不動産投資に関する本文に基づき、以下の問いに答えてください。
(a) 不動産投資を4象限に分類する際、横軸は何と何に分けられていますか。
(b) 中古マンションの1Rの価格は、どの程度とされていますか。
(c) マンション1棟の価格について、本文ではどのように述べられていますか。

* **本文**:
══════
みなさんは「不動産投資」にどのようなイメージを抱いているでしょうか? 「なんだか怪しい」「リスクが高い」「借金を背負う」「高額で利益が出しづらい」などといったイメージを持つ人も多いのではと思います。

そもそも、不動産投資は大別すると「売買で稼ぐ」「賃貸で稼ぐ」の2軸と「東京(中央・都会)」「地方」の2軸で4象限に分類することができます。縦軸は稼ぎ方で、「売買で稼ぐ」か「家賃で稼ぐ」か。横軸は「東京」か「地方」かです

東京での「売買で稼ぐ不動産投資」は非常にシビアかつ難しい領域です。というのも、そのエリア近辺の地価も変われば、物件の用途や間取りなどによって物件価格は変わります。金額もピンキリです。中古マンションの1Rならば1000万円前後でもありますが、マンション1棟になれば数億円も珍しくありません。正直、イチ個人が物件を見せられて「これは安い、高い」とパッと正確に判断するのは難しい。未来はどうなるか分からない中で、将来の価格を予想しながら値上がりを見越して売買するのは大変厳しい領域だと思います。
══════
* **提供エントリ**:
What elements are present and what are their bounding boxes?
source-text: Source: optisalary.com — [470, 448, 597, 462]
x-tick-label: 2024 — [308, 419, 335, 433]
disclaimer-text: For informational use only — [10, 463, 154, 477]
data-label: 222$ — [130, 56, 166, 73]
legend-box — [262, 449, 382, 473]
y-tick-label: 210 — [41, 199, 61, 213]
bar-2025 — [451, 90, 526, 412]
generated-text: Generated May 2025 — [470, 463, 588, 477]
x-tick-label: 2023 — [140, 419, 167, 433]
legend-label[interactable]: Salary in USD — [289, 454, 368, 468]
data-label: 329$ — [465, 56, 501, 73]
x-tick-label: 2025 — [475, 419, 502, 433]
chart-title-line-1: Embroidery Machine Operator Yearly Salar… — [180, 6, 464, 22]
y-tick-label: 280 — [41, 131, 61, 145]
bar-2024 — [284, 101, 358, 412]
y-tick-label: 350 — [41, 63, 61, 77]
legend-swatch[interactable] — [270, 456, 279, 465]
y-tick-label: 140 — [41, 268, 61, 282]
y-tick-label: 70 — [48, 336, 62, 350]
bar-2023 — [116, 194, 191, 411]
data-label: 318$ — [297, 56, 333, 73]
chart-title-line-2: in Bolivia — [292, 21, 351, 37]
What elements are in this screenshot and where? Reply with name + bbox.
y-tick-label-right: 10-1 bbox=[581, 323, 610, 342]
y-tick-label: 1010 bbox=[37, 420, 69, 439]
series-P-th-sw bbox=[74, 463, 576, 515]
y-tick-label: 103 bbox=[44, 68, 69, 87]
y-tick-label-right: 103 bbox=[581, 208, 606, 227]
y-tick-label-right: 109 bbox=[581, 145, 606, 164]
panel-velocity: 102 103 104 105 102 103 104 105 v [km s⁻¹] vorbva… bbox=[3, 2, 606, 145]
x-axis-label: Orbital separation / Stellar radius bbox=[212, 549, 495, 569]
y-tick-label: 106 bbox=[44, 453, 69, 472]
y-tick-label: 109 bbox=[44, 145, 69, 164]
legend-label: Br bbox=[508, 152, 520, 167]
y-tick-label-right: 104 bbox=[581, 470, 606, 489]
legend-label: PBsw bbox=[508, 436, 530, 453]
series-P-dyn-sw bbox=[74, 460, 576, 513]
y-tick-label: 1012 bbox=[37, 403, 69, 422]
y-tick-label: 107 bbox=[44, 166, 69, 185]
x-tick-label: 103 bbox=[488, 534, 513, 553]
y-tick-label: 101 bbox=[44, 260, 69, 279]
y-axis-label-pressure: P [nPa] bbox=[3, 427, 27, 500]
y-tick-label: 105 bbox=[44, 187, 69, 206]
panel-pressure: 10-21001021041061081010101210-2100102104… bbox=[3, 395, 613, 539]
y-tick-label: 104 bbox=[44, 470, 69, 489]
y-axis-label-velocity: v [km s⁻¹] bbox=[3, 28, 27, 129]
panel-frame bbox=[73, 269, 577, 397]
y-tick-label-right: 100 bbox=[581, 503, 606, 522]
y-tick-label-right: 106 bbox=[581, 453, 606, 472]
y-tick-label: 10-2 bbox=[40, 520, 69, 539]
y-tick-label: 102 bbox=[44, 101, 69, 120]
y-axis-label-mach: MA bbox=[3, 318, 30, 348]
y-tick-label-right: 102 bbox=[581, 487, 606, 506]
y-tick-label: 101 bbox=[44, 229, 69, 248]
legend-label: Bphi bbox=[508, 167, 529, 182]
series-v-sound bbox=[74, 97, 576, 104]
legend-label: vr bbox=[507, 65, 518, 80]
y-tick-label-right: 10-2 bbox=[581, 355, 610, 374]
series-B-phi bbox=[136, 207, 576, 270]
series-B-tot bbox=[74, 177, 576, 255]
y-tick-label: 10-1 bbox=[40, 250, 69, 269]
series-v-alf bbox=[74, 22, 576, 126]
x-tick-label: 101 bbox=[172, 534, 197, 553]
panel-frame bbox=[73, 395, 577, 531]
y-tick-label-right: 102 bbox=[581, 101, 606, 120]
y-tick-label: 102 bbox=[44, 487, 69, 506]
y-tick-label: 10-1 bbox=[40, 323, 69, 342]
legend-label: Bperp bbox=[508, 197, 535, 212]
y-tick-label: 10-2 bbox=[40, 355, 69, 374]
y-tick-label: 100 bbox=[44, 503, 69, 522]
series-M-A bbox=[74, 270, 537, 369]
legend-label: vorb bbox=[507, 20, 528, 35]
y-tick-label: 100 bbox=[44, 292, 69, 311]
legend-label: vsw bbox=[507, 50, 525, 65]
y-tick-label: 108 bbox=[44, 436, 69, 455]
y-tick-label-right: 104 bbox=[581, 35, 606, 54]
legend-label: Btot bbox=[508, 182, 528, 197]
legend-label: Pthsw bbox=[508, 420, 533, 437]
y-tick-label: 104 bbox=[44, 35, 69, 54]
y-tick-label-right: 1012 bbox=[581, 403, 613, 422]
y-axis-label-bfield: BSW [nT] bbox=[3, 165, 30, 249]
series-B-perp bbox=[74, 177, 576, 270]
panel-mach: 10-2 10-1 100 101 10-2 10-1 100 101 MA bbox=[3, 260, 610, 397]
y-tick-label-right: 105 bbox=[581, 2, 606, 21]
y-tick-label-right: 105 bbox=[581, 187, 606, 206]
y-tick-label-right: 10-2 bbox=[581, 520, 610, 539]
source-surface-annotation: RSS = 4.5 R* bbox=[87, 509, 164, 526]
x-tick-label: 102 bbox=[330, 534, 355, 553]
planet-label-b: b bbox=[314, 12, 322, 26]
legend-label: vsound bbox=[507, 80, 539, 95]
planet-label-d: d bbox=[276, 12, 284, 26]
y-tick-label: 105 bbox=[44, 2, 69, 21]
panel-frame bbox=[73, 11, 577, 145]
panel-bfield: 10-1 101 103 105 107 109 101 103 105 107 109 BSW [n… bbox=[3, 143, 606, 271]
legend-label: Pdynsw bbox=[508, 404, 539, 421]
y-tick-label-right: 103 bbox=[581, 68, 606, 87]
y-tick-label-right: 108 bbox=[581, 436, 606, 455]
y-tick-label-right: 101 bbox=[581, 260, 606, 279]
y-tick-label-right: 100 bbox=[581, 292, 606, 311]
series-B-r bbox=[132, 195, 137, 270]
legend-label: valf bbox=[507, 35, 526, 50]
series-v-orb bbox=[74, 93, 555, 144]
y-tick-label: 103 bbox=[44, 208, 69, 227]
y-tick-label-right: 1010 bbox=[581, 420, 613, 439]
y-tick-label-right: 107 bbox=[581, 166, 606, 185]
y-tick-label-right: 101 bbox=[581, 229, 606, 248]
══════
* **解答**:
(a) 「東京」と「地方」です。
(b) 1000万円前後です。
(c) 数億円も珍しくないと述べられています。